# Tarefa a realizar
Por favor, informe quanto tempo levou o trabalho do filme, da ideia à realização, segundo o trecho selecionado.

# Trecho selecionado

========

Incrível o filme. E já chega premiado. O que o público do Rio pode esperar do filme?

Acredito que o publico pode esperar um filme de atmosfera. Elon é como o destino de um Orfeu perdido, atormentado, sem saber o que está de fato acontecendo – ou sem poder acreditar no que está acontecendo. De alguma maneira, o personagem do Elon se encontra com o mito do Orfeu que desce ao inferno na busca pelo amor.

Você tem um lado autoral bem marcante. De conceito existencialista. Como foi o processo de criação?

Foram três anos de trabalho, da ideia a realização do filme. Portanto durante esse tempo o roteiro foi para muitos lugares. Quando chegamos ao caminho que seguimos efetivamente, sabíamos que o filme seria o acompanhamento do surto do Elon. Isso está também na mise-en-scène: eu trabalho muito os espaços e o filme é todo construído em cima de lugares que oprimem. Nesse ponto, a direção de arte e o trabalho de som, que vai “distorcendo” a realidade, também foram essenciais.

========

# Registros de dados
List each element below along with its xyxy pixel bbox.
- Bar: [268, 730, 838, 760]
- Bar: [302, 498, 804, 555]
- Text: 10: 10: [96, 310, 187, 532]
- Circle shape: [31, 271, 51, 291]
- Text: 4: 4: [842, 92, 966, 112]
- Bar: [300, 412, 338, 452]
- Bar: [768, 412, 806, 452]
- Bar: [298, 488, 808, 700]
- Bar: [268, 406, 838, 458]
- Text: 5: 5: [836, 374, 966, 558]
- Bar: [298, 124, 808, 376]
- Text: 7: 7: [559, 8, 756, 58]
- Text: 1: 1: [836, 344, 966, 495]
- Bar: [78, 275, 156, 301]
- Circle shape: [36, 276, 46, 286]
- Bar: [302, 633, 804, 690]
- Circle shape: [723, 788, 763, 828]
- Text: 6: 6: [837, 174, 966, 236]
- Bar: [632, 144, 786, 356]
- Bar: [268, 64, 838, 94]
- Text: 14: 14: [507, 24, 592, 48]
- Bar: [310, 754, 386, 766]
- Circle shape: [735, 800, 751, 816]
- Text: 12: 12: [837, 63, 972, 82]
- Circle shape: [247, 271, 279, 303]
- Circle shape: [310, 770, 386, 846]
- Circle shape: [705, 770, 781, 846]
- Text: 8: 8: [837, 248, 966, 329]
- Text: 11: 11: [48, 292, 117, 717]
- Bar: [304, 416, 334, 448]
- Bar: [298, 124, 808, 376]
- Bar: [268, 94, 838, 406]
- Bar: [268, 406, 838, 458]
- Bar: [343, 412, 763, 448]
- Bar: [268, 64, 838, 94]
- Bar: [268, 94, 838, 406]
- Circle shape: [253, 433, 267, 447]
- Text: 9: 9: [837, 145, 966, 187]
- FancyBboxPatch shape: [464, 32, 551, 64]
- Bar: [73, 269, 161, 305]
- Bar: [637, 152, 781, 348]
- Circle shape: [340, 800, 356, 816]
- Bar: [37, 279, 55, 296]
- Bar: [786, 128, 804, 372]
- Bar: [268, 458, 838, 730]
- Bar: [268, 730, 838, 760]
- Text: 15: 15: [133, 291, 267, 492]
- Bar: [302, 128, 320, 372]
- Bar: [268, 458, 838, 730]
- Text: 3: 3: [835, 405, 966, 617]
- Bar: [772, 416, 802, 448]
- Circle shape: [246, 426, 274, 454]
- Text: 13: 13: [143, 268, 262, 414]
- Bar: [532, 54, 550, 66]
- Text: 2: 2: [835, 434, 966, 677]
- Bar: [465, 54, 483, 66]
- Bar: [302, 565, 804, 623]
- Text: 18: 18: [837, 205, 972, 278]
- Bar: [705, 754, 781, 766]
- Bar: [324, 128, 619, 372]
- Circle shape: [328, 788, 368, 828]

========

# Resposta do exercício
Três anos.